§ DESCRIPTION OF THE TASK: Tally every line of the material that includes "bike", then give the tally and nothing else.

--

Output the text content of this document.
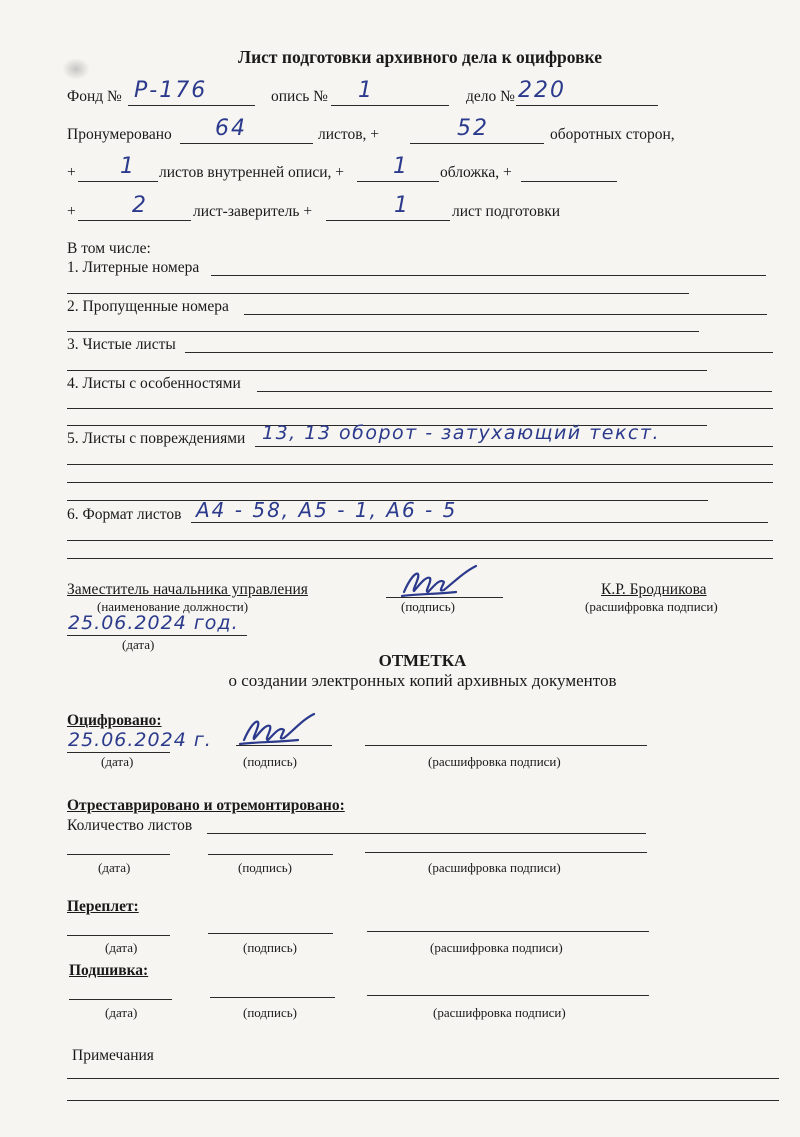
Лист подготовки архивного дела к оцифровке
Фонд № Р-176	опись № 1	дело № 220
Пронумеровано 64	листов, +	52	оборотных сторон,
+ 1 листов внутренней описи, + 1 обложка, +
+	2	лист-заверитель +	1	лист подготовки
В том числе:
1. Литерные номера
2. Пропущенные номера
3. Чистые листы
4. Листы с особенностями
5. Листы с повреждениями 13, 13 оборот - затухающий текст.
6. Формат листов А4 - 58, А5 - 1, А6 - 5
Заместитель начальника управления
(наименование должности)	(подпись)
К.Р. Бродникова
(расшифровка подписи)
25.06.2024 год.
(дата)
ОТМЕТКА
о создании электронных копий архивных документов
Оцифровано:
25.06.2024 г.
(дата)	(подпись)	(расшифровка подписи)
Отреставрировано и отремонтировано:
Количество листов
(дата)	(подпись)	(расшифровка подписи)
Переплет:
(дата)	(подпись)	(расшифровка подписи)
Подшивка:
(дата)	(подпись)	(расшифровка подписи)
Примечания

--

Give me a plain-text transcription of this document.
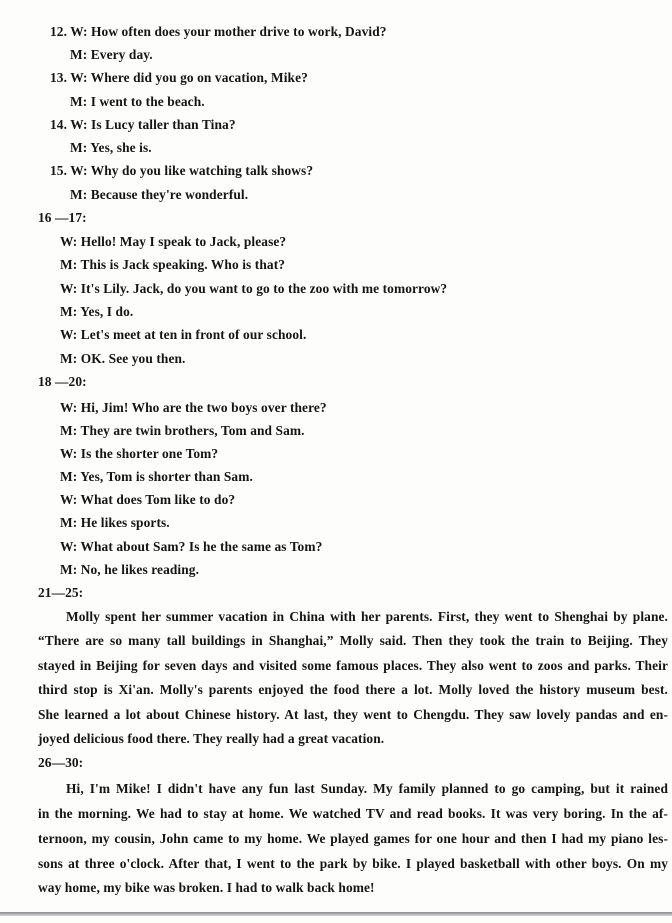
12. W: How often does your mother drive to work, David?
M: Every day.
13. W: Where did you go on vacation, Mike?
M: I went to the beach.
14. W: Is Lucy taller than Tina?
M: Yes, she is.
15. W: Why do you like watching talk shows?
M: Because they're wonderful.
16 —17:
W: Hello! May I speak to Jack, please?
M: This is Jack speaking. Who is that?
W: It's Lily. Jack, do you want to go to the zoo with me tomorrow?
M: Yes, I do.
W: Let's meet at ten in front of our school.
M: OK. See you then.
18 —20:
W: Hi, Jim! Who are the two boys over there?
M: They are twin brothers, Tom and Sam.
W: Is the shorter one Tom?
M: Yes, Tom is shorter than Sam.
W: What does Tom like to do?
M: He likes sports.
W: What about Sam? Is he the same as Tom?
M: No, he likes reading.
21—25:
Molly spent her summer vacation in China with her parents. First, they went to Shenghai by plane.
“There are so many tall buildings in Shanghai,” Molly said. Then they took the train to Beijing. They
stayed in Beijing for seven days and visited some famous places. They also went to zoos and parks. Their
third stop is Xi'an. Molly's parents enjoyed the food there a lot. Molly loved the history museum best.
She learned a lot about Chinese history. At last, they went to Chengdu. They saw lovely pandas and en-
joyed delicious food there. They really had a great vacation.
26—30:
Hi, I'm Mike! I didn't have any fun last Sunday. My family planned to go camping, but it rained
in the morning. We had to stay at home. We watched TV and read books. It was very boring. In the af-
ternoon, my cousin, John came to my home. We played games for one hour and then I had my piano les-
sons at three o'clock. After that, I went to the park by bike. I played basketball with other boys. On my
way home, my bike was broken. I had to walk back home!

--

§ CORRECT OUTPUT: 2